— START Record set —
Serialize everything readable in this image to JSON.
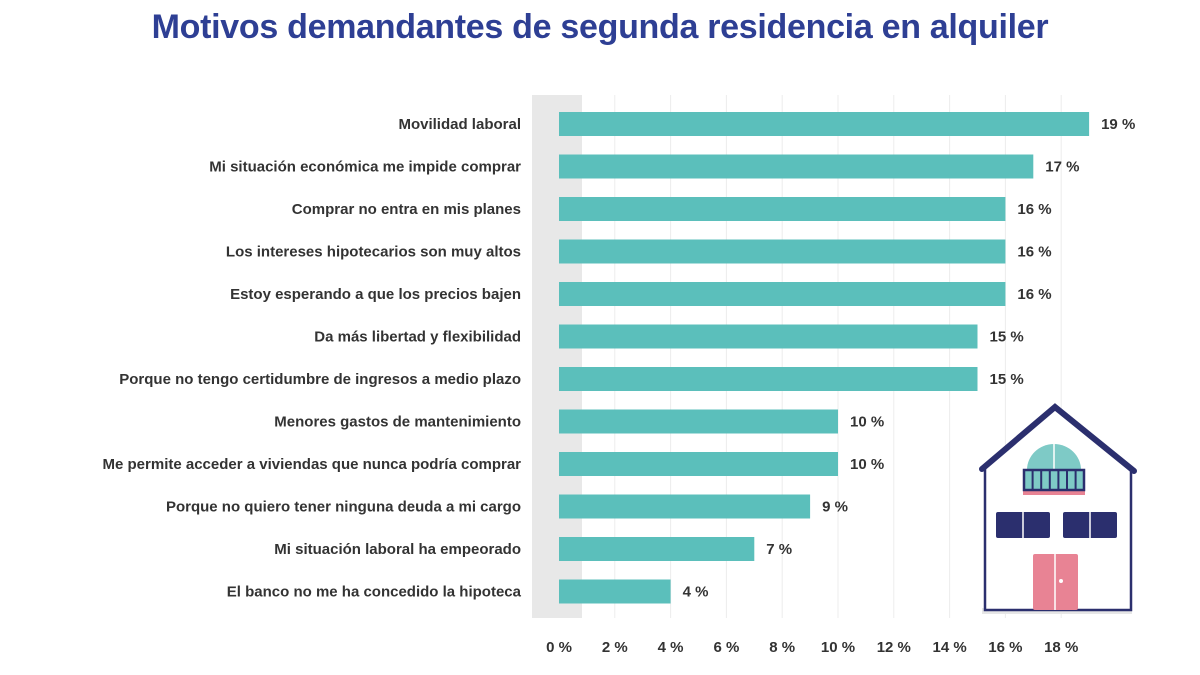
{
  "chart_data": {
    "type": "bar",
    "orientation": "horizontal",
    "title": "Motivos demandantes de segunda residencia en alquiler",
    "categories": [
      "Movilidad laboral",
      "Mi situación económica me impide comprar",
      "Comprar no entra en mis planes",
      "Los intereses hipotecarios son muy altos",
      "Estoy esperando a que los precios bajen",
      "Da más libertad y flexibilidad",
      "Porque no tengo certidumbre de ingresos a medio plazo",
      "Menores gastos de mantenimiento",
      "Me permite acceder a viviendas que nunca podría comprar",
      "Porque no quiero tener ninguna deuda a mi cargo",
      "Mi situación laboral ha empeorado",
      "El banco no me ha concedido la hipoteca"
    ],
    "values": [
      19,
      17,
      16,
      16,
      16,
      15,
      15,
      10,
      10,
      9,
      7,
      4
    ],
    "data_labels": [
      "19 %",
      "17 %",
      "16 %",
      "16 %",
      "16 %",
      "15 %",
      "15 %",
      "10 %",
      "10 %",
      "9 %",
      "7 %",
      "4 %"
    ],
    "xticks": [
      "0 %",
      "2 %",
      "4 %",
      "6 %",
      "8 %",
      "10 %",
      "12 %",
      "14 %",
      "16 %",
      "18 %"
    ],
    "xlim": [
      0,
      19
    ],
    "grid": true,
    "bar_color": "#5bbfbb",
    "title_color": "#2e3f94",
    "decoration": "house-illustration"
  }
}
— END Record set —
Return only those lines of the records that contain the string "Porque".

      "Porque no tengo certidumbre de ingresos a medio plazo",
      "Porque no quiero tener ninguna deuda a mi cargo",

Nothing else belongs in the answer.